## Фрагмент текста
Если вы посмотрите на систему подготовки в Норвегии, то увидите, что у них в детском спорте столько интенсивности, сколько нет во взрослом. Поэтому я не понимаю, что значит сохранить спортсмена? Это не тренировать?
Вот сохранили мы Андрея Вьюхина, сохранили его здоровье, и где он теперь? Хотя не так давно бегал Вьюхин с Серохвостовым в одни ноги. Хотя есть и такие юниоры, как Александр Корнев. Если у него всё будет нормально с подготовкой, то он сможет без проблем того же Серохвостова побеждать (улыбается).
– Как вы это определили?
– У Корнева есть высокий функционал и высокая мощность, а также хорошая мышечная масса. И при этой мышечной массе иметь такой функционал – это очень хорошо. То, чего как раз не хватает Даниилу, у Александра есть. Он должен, конечно, показать это. Корнев – очень сильный юниор.
Но есть и другие сильные ребята. Конечно, нужно выстраивать работу с ними, и мы должны в этом участвовать, и тренеры юниорских и юношеских команд, и региональные тренеры. У нас сейчас для этого всё есть. Нас сейчас здесь всех посадили, и мы можем заниматься своими проблемами. Мы проводим время на российских базах, общаемся с тренерами, обсуждаем подготовку.
Но проблема в том, что молодых специалистов нет. Наверное, к каждому взрослому тренеру нужно поставить в помощники одного молодого специалиста. И тогда будет какая-то преемственность. А какая может быть преемственность, если старшие тренеры в регионах не привлекают молодежь, а потом заканчивают свою тренерскую карьеру, ничего не передав — ни спортсменов, ни подходов, ни методик. А в чём тогда была суть их работы?
Артём Истомин на сборах
Фото: Наталья Быстрова / Фан-клуб «Ижвинтовка»
«Мои студенты сидели с открытыми ртами»
– Неужели вообще молодых тренеров нет?
– Совсем понемногу появляется молодёжь. Я надеялся, что мой опыт попадания в сборную России может подстегнуть молодых специалистов, и они начнут работать. И, может быть, такое сейчас, действительно, есть.

## Данные

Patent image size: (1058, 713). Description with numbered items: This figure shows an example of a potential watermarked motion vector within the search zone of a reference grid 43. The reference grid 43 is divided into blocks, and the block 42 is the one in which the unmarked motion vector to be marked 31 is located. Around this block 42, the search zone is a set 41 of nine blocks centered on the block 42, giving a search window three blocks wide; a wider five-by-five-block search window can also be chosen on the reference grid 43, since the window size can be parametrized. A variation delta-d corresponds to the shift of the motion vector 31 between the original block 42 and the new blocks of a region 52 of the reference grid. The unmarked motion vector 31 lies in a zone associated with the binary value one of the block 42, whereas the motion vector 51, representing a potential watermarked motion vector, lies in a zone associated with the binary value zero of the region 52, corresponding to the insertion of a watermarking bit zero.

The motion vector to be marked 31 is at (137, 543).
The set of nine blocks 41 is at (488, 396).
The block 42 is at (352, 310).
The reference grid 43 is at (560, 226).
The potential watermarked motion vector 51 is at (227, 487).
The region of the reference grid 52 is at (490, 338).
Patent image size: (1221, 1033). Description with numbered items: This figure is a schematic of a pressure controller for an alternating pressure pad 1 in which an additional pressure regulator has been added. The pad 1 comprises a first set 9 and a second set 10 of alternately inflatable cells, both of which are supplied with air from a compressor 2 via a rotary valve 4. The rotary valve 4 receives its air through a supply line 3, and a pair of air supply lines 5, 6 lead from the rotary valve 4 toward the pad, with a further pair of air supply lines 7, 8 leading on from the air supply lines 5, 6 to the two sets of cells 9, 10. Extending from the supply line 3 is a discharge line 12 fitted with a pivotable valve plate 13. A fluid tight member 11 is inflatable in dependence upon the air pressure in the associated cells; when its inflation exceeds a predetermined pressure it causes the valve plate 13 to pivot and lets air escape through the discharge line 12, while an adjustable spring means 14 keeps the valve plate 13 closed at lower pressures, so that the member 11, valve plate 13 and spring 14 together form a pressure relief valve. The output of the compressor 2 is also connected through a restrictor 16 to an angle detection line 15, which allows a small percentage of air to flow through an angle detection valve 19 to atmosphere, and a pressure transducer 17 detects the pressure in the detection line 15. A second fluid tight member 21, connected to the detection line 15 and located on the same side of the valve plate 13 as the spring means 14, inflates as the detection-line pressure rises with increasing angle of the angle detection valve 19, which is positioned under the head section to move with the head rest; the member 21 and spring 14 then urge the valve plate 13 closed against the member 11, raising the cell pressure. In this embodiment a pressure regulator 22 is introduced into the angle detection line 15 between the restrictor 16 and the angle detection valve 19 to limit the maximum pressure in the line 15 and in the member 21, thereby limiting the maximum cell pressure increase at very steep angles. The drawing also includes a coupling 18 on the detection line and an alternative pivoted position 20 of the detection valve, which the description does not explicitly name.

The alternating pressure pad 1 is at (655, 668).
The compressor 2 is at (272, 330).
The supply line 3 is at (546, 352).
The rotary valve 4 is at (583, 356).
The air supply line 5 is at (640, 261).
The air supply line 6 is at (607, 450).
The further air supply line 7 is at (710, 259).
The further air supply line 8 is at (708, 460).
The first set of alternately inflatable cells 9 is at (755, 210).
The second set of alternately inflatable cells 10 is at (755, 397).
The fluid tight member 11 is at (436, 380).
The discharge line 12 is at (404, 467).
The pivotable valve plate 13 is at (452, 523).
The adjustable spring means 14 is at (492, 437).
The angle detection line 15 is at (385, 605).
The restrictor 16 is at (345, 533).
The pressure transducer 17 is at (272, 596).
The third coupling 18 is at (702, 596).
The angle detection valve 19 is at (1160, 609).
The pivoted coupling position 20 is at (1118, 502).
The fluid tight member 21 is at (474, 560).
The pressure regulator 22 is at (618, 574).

## Список заданий
(a) Перечислите все качества Александра Корнева, которые названы во фрагменте.
(b) Изложите содержание фрагмента в двух предложениях.

## Ответы к заданиям
(a) Высокий функционал, высокая мощность, хорошая мышечная масса.

(b) Во фрагменте ставится под сомнение идея «сохранить спортсмена» со ссылкой на высокую интенсивность детского спорта в Норвегии, а юниор Александр Корнев назван очень сильным благодаря высокому функционалу, мощности и хорошей мышечной массе. Главной проблемой названа нехватка молодых специалистов, и предлагается ставить к каждому взрослому тренеру молодого помощника, чтобы появилась преемственность.